- _ENTRIES PROVIDED_:

----

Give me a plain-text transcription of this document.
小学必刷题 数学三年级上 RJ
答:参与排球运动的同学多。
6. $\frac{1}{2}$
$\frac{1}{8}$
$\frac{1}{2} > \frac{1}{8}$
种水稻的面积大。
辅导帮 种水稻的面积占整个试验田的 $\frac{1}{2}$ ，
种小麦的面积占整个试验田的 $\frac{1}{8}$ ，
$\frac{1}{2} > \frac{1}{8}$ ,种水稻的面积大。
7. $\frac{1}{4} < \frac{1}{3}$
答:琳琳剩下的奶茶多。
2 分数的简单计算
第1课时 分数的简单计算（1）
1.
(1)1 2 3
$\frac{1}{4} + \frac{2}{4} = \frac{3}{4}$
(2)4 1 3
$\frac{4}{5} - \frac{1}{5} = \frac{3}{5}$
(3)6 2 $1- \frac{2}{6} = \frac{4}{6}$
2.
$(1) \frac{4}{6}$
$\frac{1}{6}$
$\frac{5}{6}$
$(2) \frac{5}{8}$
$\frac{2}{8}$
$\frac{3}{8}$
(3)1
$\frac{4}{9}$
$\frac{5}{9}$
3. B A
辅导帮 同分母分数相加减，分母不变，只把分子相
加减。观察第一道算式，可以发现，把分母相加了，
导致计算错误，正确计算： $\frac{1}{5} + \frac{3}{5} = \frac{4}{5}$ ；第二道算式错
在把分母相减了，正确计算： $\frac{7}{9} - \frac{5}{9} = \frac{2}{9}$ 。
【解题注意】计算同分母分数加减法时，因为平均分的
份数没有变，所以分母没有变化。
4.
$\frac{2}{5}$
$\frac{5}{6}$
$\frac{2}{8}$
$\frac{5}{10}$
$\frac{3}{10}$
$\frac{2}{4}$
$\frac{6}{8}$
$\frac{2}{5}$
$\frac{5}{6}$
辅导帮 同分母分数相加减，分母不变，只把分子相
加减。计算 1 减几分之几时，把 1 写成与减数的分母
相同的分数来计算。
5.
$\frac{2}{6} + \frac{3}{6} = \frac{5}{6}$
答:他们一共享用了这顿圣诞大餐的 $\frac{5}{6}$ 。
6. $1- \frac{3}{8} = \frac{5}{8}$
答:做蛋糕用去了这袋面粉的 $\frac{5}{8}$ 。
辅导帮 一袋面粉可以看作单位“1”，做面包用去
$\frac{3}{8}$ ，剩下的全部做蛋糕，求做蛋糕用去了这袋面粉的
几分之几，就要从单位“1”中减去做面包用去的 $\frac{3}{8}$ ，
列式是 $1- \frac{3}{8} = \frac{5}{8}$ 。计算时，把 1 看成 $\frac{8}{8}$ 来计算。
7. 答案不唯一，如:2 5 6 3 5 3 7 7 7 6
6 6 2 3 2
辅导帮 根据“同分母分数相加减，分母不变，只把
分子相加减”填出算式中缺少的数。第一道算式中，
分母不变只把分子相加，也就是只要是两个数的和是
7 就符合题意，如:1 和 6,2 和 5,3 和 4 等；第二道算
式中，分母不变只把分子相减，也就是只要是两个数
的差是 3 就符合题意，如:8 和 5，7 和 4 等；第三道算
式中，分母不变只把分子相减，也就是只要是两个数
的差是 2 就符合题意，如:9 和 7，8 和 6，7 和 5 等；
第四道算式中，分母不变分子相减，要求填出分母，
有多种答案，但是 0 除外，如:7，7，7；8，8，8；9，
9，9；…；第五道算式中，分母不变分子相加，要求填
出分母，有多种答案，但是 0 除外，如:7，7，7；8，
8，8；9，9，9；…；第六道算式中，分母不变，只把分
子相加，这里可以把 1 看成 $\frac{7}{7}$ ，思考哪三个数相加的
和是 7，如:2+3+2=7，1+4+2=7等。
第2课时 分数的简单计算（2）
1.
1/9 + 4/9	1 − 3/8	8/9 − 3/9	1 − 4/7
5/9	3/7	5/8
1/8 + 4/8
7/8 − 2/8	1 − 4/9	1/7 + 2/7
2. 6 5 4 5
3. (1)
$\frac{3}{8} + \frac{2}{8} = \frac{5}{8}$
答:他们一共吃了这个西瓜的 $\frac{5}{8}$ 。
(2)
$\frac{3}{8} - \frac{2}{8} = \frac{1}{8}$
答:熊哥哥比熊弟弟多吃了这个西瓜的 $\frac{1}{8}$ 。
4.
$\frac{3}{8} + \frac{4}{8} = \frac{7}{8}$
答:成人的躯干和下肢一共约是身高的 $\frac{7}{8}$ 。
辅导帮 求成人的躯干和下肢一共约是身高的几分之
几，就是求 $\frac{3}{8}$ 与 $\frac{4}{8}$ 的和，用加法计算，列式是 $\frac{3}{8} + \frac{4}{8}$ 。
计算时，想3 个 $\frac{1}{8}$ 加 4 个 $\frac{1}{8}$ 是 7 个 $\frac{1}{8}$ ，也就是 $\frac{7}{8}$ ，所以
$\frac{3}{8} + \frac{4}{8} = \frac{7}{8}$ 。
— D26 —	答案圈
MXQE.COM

----

- _SET PROBLEM_: Each line of the material should be duplicated exactly, please.

- _SOLUTION FOR THIS EXERCISE_:
Give me a plain-text transcription of this document.
小学必刷题 数学三年级上 RJ
答:参与排球运动的同学多。
6. $\frac{1}{2}$
$\frac{1}{8}$
$\frac{1}{2} > \frac{1}{8}$
种水稻的面积大。
辅导帮 种水稻的面积占整个试验田的 $\frac{1}{2}$ ，
种小麦的面积占整个试验田的 $\frac{1}{8}$ ，
$\frac{1}{2} > \frac{1}{8}$ ,种水稻的面积大。
7. $\frac{1}{4} < \frac{1}{3}$
答:琳琳剩下的奶茶多。
2 分数的简单计算
第1课时 分数的简单计算（1）
1.
(1)1 2 3
$\frac{1}{4} + \frac{2}{4} = \frac{3}{4}$
(2)4 1 3
$\frac{4}{5} - \frac{1}{5} = \frac{3}{5}$
(3)6 2 $1- \frac{2}{6} = \frac{4}{6}$
2.
$(1) \frac{4}{6}$
$\frac{1}{6}$
$\frac{5}{6}$
$(2) \frac{5}{8}$
$\frac{2}{8}$
$\frac{3}{8}$
(3)1
$\frac{4}{9}$
$\frac{5}{9}$
3. B A
辅导帮 同分母分数相加减，分母不变，只把分子相
加减。观察第一道算式，可以发现，把分母相加了，
导致计算错误，正确计算： $\frac{1}{5} + \frac{3}{5} = \frac{4}{5}$ ；第二道算式错
在把分母相减了，正确计算： $\frac{7}{9} - \frac{5}{9} = \frac{2}{9}$ 。
【解题注意】计算同分母分数加减法时，因为平均分的
份数没有变，所以分母没有变化。
4.
$\frac{2}{5}$
$\frac{5}{6}$
$\frac{2}{8}$
$\frac{5}{10}$
$\frac{3}{10}$
$\frac{2}{4}$
$\frac{6}{8}$
$\frac{2}{5}$
$\frac{5}{6}$
辅导帮 同分母分数相加减，分母不变，只把分子相
加减。计算 1 减几分之几时，把 1 写成与减数的分母
相同的分数来计算。
5.
$\frac{2}{6} + \frac{3}{6} = \frac{5}{6}$
答:他们一共享用了这顿圣诞大餐的 $\frac{5}{6}$ 。
6. $1- \frac{3}{8} = \frac{5}{8}$
答:做蛋糕用去了这袋面粉的 $\frac{5}{8}$ 。
辅导帮 一袋面粉可以看作单位“1”，做面包用去
$\frac{3}{8}$ ，剩下的全部做蛋糕，求做蛋糕用去了这袋面粉的
几分之几，就要从单位“1”中减去做面包用去的 $\frac{3}{8}$ ，
列式是 $1- \frac{3}{8} = \frac{5}{8}$ 。计算时，把 1 看成 $\frac{8}{8}$ 来计算。
7. 答案不唯一，如:2 5 6 3 5 3 7 7 7 6
6 6 2 3 2
辅导帮 根据“同分母分数相加减，分母不变，只把
分子相加减”填出算式中缺少的数。第一道算式中，
分母不变只把分子相加，也就是只要是两个数的和是
7 就符合题意，如:1 和 6,2 和 5,3 和 4 等；第二道算
式中，分母不变只把分子相减，也就是只要是两个数
的差是 3 就符合题意，如:8 和 5，7 和 4 等；第三道算
式中，分母不变只把分子相减，也就是只要是两个数
的差是 2 就符合题意，如:9 和 7，8 和 6，7 和 5 等；
第四道算式中，分母不变分子相减，要求填出分母，
有多种答案，但是 0 除外，如:7，7，7；8，8，8；9，
9，9；…；第五道算式中，分母不变分子相加，要求填
出分母，有多种答案，但是 0 除外，如:7，7，7；8，
8，8；9，9，9；…；第六道算式中，分母不变，只把分
子相加，这里可以把 1 看成 $\frac{7}{7}$ ，思考哪三个数相加的
和是 7，如:2+3+2=7，1+4+2=7等。
第2课时 分数的简单计算（2）
1.
1/9 + 4/9	1 − 3/8	8/9 − 3/9	1 − 4/7
5/9	3/7	5/8
1/8 + 4/8
7/8 − 2/8	1 − 4/9	1/7 + 2/7
2. 6 5 4 5
3. (1)
$\frac{3}{8} + \frac{2}{8} = \frac{5}{8}$
答:他们一共吃了这个西瓜的 $\frac{5}{8}$ 。
(2)
$\frac{3}{8} - \frac{2}{8} = \frac{1}{8}$
答:熊哥哥比熊弟弟多吃了这个西瓜的 $\frac{1}{8}$ 。
4.
$\frac{3}{8} + \frac{4}{8} = \frac{7}{8}$
答:成人的躯干和下肢一共约是身高的 $\frac{7}{8}$ 。
辅导帮 求成人的躯干和下肢一共约是身高的几分之
几，就是求 $\frac{3}{8}$ 与 $\frac{4}{8}$ 的和，用加法计算，列式是 $\frac{3}{8} + \frac{4}{8}$ 。
计算时，想3 个 $\frac{1}{8}$ 加 4 个 $\frac{1}{8}$ 是 7 个 $\frac{1}{8}$ ，也就是 $\frac{7}{8}$ ，所以
$\frac{3}{8} + \frac{4}{8} = \frac{7}{8}$ 。
— D26 —	答案圈
MXQE.COM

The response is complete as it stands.